--- BEGIN Data shown ---

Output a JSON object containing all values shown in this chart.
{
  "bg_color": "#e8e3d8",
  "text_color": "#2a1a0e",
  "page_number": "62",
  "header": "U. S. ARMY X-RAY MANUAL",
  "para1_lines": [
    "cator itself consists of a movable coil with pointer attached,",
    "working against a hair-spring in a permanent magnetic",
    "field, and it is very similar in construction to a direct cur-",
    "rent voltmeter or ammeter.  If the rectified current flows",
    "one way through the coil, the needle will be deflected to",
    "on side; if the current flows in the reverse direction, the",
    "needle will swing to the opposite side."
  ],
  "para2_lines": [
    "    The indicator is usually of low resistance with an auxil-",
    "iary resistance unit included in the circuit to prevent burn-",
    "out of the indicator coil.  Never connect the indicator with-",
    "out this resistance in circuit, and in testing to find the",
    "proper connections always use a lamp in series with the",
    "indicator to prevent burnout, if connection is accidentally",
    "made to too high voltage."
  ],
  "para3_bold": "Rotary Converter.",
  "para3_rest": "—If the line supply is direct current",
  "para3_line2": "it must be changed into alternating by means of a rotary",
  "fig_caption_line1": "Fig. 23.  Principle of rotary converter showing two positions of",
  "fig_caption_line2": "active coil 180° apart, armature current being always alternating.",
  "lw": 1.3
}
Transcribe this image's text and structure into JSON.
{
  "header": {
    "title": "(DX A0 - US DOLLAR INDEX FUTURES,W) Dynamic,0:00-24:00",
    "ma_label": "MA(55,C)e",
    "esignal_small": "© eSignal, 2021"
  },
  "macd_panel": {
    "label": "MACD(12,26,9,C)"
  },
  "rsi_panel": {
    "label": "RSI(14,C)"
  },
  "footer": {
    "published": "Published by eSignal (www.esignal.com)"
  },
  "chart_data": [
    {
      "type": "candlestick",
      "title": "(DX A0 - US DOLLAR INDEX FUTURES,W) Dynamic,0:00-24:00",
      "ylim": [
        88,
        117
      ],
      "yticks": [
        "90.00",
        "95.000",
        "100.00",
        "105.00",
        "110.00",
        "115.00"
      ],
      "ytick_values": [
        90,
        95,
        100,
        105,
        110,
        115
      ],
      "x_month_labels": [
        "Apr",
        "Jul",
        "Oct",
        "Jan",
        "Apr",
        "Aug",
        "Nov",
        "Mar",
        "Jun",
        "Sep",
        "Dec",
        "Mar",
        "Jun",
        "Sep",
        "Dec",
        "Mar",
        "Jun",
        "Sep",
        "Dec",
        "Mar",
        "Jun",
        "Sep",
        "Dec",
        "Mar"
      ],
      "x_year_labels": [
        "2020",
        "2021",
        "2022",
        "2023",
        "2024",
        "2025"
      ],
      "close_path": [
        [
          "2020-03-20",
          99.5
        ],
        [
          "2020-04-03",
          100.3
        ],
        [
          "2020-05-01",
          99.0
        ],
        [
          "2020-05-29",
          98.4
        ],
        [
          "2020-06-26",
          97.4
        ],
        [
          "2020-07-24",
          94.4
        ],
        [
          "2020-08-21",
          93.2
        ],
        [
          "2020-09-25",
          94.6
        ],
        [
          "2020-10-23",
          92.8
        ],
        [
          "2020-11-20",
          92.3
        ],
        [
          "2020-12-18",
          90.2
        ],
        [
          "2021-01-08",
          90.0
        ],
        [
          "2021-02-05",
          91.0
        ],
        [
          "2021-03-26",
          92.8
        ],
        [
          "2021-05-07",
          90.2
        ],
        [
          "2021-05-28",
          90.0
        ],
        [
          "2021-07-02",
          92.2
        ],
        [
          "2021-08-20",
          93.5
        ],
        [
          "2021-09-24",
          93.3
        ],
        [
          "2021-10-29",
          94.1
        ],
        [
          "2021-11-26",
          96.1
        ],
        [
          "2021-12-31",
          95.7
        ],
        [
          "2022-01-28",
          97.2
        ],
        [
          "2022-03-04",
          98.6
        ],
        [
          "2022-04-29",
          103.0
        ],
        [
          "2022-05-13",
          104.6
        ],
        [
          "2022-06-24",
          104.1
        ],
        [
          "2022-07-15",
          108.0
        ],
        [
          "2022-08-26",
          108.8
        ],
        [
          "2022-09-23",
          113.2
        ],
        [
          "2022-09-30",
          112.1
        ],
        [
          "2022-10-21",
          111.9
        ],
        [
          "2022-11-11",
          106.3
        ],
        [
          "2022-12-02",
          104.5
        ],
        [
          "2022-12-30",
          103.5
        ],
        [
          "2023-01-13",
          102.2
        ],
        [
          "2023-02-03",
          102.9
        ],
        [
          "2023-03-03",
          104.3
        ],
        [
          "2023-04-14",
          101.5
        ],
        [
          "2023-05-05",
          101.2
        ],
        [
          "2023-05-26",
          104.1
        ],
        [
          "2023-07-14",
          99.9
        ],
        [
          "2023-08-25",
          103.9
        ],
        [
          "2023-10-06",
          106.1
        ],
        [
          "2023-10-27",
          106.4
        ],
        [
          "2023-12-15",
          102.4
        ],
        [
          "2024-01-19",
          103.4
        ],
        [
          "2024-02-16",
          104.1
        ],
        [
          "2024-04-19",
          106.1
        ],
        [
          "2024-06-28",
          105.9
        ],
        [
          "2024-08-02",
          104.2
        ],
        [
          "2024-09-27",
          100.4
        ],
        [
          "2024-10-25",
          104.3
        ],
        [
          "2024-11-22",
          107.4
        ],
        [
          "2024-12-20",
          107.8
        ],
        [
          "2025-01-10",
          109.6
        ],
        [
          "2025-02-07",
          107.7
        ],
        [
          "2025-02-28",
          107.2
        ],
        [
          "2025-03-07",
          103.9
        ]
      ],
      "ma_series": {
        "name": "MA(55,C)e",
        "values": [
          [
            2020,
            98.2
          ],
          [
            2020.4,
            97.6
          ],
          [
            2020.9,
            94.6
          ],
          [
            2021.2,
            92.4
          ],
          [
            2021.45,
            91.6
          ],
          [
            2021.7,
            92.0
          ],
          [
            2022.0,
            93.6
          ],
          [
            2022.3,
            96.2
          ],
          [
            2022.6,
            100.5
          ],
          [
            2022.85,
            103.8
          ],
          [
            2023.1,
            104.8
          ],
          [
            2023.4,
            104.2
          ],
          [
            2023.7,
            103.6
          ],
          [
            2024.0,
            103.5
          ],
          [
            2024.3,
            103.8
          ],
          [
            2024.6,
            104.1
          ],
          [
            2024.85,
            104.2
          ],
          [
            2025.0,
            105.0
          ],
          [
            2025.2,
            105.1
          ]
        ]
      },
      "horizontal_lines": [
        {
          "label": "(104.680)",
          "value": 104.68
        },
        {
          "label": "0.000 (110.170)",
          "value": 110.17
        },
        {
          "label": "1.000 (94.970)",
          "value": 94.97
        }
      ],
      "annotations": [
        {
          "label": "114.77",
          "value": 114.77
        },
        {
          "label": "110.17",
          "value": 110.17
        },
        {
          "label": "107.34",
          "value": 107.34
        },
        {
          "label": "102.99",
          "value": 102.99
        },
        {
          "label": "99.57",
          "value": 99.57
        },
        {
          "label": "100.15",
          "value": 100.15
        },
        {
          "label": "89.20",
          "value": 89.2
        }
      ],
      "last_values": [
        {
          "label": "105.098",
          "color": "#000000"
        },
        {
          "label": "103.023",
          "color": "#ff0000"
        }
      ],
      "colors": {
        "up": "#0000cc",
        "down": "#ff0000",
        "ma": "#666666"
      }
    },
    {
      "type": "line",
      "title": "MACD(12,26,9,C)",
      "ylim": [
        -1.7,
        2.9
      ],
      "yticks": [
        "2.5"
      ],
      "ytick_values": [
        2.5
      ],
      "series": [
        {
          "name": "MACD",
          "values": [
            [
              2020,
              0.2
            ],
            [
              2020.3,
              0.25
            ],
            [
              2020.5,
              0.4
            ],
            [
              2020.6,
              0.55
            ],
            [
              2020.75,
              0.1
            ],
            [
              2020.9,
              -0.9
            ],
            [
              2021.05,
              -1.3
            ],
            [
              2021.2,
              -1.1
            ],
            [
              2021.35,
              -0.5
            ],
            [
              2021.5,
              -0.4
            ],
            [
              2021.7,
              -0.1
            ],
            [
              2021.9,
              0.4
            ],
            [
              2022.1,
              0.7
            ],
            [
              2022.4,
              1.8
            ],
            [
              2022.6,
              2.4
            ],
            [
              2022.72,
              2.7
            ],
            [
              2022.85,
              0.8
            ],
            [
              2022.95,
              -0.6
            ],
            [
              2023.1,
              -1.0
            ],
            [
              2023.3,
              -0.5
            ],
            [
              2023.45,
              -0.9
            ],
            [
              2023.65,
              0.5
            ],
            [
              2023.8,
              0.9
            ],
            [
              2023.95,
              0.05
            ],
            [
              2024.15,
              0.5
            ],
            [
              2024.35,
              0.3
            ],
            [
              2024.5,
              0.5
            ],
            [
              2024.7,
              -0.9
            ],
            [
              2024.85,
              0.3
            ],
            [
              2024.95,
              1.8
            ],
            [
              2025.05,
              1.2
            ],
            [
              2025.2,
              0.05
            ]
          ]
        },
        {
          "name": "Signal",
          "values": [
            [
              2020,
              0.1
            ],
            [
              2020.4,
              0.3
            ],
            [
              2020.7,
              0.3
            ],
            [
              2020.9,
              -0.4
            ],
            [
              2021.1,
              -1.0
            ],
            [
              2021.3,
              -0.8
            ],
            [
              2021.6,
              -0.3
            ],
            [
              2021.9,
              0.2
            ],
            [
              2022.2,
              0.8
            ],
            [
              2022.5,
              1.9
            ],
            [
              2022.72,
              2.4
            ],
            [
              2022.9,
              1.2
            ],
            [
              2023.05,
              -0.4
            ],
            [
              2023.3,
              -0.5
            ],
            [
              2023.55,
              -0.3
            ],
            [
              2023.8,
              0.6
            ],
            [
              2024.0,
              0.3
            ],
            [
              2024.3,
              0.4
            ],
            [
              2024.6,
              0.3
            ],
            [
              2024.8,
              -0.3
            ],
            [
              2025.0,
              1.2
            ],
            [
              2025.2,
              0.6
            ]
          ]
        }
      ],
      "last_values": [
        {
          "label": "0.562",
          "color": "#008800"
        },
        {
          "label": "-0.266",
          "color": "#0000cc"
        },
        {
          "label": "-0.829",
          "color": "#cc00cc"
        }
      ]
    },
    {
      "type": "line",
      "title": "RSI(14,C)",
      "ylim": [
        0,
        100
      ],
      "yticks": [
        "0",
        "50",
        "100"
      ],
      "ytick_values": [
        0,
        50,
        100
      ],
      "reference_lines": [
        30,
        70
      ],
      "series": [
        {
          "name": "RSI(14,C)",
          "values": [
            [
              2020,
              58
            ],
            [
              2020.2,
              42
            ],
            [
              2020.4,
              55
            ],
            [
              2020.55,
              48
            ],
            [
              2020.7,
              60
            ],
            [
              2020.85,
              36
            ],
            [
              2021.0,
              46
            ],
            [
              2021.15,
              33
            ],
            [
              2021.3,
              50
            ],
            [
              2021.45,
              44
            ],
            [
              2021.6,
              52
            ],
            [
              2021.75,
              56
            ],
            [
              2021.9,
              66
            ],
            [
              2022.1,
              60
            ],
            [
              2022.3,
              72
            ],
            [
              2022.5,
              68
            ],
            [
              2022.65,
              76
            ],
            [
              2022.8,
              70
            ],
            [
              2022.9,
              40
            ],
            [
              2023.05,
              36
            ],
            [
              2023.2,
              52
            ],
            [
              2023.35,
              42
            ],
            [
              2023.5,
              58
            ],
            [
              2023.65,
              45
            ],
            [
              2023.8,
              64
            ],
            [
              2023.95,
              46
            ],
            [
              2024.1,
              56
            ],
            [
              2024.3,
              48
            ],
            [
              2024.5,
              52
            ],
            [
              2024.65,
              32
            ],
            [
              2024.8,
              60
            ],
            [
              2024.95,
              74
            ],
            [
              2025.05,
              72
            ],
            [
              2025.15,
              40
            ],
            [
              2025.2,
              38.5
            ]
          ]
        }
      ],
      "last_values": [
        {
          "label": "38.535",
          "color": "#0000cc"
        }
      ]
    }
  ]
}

--- END Data shown ---

**Work required**.
In the entries above, identify every line with the word "FUTURES". Copy those lines.

**Answer to the task**.
    "title": "(DX A0 - US DOLLAR INDEX FUTURES,W) Dynamic,0:00-24:00",
      "title": "(DX A0 - US DOLLAR INDEX FUTURES,W) Dynamic,0:00-24:00",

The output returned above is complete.